===== ITEMS =====

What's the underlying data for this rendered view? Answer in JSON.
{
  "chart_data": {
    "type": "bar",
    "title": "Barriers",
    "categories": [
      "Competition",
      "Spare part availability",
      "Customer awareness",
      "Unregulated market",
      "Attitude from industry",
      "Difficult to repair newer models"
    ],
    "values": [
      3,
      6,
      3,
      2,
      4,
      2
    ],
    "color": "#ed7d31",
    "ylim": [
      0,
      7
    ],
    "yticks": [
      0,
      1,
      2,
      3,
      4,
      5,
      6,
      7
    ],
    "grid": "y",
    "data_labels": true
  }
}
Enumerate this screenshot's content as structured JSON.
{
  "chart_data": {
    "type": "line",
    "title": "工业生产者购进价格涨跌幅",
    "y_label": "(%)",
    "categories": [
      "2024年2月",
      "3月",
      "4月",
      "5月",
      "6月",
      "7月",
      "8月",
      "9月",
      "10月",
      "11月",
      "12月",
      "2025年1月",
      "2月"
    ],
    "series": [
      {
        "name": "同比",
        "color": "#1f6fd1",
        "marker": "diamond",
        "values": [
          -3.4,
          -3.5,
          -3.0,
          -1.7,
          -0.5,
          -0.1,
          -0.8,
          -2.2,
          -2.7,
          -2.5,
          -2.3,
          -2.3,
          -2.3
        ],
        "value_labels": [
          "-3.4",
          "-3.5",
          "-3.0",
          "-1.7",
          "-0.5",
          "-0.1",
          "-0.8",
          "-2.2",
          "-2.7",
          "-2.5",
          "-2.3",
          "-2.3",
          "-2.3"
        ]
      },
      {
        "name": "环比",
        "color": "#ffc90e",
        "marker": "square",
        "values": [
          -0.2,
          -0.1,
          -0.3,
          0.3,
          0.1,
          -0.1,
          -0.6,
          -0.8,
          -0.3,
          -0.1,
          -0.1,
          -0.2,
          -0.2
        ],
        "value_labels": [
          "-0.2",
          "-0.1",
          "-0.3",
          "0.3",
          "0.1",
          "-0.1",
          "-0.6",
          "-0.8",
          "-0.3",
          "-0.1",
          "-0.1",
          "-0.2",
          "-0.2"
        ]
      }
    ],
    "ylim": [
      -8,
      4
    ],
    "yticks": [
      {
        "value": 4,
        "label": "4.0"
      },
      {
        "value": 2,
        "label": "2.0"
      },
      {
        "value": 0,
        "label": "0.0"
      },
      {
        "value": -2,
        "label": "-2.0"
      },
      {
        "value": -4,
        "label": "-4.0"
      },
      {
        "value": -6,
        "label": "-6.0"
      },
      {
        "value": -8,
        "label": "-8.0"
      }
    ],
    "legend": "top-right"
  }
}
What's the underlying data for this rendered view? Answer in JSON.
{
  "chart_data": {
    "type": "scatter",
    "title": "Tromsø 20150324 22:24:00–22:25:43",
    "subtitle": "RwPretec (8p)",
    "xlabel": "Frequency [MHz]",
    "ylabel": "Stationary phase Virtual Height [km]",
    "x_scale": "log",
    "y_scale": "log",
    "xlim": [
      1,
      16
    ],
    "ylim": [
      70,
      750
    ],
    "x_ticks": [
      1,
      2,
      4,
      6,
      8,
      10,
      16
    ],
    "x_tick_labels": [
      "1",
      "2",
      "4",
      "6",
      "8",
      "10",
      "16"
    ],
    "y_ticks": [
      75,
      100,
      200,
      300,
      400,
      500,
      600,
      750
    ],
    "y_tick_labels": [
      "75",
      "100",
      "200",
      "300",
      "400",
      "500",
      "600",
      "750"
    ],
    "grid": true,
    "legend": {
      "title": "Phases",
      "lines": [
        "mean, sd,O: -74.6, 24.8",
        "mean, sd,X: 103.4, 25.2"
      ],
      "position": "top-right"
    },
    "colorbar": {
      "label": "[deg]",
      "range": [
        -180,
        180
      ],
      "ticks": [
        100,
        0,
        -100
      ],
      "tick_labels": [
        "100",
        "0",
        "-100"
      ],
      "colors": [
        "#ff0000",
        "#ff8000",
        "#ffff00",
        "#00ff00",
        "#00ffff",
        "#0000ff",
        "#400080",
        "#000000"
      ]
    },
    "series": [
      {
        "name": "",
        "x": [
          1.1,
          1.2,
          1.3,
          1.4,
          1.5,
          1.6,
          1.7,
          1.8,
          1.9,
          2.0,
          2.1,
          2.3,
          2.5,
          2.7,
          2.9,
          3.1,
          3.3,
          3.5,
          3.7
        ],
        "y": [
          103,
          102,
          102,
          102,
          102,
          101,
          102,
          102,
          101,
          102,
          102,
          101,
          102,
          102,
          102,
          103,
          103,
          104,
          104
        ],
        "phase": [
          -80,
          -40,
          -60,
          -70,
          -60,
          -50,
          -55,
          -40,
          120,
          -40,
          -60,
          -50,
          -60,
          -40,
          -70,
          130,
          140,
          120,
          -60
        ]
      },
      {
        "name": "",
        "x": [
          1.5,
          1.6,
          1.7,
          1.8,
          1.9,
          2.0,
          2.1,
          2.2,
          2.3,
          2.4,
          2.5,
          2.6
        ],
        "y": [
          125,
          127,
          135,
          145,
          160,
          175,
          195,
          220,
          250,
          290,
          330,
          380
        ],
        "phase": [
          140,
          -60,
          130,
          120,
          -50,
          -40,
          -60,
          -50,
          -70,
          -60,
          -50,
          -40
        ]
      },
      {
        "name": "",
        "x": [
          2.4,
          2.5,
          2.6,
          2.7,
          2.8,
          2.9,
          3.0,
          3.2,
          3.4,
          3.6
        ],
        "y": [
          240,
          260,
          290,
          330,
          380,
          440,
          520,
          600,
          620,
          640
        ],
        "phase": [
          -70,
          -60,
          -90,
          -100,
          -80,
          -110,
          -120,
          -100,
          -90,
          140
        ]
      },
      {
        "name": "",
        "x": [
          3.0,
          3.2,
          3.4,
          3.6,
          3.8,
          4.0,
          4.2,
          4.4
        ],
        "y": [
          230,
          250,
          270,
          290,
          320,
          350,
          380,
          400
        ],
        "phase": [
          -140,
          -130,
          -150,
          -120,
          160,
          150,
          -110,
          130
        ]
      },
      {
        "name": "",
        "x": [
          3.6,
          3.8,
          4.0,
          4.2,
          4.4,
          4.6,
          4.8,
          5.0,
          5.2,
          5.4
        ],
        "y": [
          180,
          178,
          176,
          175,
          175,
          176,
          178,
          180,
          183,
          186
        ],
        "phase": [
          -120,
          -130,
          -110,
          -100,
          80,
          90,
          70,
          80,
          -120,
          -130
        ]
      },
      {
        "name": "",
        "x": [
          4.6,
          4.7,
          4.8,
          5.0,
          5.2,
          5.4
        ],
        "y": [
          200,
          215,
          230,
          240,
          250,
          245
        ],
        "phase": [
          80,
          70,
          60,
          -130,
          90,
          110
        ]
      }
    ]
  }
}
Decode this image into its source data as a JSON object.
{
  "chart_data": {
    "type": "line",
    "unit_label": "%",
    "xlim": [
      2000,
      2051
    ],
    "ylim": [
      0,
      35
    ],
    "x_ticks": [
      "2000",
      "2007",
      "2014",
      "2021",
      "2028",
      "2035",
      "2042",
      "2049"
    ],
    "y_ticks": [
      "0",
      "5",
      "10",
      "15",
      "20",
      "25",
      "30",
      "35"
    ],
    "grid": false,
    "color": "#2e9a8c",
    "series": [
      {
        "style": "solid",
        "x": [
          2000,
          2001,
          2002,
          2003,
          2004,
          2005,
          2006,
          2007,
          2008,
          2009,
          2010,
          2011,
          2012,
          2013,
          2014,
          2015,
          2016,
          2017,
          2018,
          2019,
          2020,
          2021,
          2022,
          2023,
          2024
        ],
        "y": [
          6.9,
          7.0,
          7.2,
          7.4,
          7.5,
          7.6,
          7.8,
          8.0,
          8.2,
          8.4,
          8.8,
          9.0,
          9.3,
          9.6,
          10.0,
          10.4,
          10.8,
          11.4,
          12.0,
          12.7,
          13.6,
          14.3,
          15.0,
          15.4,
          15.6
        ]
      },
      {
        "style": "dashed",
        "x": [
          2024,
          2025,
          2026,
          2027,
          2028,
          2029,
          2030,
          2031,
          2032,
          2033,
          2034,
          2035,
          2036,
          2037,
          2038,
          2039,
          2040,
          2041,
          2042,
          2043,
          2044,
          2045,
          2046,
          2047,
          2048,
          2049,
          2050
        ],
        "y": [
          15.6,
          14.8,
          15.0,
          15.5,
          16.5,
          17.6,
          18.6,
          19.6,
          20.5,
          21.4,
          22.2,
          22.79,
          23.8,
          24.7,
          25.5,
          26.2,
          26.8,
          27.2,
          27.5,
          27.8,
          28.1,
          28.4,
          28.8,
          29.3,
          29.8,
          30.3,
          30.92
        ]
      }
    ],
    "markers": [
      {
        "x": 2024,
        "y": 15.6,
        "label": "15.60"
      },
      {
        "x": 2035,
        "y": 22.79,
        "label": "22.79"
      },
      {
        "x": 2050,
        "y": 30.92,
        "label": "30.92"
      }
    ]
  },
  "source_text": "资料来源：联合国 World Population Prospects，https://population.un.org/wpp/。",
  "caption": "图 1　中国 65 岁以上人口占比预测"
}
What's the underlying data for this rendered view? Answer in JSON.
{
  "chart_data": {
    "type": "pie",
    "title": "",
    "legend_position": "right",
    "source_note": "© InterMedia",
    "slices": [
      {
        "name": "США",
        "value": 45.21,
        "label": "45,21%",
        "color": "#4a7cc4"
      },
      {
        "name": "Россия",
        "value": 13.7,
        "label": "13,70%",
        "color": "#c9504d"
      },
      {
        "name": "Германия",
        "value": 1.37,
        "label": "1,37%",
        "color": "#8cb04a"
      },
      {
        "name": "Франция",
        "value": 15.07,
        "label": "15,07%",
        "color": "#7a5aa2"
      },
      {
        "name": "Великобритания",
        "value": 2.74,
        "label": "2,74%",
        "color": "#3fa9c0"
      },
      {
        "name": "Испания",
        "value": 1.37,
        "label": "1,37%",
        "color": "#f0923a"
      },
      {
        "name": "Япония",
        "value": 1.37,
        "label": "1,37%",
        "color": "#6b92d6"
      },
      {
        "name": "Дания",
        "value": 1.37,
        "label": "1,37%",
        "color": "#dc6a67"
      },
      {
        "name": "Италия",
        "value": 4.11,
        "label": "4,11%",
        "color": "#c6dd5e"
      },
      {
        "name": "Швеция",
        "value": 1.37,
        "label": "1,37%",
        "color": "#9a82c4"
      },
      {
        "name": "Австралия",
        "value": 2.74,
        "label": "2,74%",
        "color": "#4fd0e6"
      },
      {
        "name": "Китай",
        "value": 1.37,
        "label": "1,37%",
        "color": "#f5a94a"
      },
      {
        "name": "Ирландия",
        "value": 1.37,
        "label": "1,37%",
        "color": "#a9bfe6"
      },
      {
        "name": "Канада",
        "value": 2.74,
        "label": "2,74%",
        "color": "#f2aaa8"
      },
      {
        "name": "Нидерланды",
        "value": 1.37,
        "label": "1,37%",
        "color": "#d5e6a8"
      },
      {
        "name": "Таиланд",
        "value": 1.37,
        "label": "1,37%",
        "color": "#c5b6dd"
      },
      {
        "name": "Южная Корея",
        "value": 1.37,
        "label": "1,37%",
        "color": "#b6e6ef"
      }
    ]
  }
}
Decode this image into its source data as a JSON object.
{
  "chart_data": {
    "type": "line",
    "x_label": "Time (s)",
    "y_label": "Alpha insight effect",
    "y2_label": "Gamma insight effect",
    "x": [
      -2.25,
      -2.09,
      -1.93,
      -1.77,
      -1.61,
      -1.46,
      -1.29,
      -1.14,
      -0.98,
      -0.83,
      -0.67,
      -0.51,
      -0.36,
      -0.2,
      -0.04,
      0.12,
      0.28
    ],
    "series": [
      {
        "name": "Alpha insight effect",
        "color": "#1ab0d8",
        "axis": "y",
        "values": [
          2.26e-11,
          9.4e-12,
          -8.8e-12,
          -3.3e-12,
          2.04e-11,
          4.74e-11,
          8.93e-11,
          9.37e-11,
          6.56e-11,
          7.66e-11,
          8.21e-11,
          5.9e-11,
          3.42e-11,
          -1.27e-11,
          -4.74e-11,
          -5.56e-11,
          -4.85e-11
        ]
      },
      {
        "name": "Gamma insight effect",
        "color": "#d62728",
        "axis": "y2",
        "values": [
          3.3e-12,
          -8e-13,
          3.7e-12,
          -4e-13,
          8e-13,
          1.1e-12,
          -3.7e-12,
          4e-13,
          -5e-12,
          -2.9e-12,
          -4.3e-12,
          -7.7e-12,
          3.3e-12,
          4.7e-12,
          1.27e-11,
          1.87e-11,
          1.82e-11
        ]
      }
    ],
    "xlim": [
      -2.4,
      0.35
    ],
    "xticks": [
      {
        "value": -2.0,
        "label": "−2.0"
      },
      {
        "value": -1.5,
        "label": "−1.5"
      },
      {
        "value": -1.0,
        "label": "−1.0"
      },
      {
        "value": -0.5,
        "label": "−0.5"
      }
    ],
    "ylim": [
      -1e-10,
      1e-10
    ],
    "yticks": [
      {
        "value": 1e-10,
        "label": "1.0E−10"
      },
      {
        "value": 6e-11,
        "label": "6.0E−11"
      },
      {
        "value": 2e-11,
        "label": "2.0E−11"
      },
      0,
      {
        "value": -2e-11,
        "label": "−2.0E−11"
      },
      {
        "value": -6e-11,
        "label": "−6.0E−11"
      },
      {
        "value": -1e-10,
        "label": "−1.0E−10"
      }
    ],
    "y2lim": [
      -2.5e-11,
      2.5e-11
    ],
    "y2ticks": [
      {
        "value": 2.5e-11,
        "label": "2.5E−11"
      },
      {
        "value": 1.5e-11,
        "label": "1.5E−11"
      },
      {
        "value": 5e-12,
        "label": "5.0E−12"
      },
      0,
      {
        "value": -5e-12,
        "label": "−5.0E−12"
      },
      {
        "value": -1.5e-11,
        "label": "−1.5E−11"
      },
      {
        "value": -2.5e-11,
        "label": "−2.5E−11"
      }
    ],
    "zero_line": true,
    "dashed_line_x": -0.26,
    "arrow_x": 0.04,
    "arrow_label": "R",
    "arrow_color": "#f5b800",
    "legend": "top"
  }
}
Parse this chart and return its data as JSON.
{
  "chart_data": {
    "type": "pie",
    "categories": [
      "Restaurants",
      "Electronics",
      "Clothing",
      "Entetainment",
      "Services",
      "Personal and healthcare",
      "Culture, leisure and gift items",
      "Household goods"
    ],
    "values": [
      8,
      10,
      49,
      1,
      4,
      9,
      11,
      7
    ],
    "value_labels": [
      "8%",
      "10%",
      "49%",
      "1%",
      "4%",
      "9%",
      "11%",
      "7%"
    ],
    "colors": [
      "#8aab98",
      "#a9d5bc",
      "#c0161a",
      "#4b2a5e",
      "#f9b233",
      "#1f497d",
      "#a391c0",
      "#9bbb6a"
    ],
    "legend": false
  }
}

=====

- GIVEN REQUEST:
Scan the entries above. Copy each line that has the string "Alpha".

- EXERCISE RESPONSE:
    "y_label": "Alpha insight effect",
        "name": "Alpha insight effect",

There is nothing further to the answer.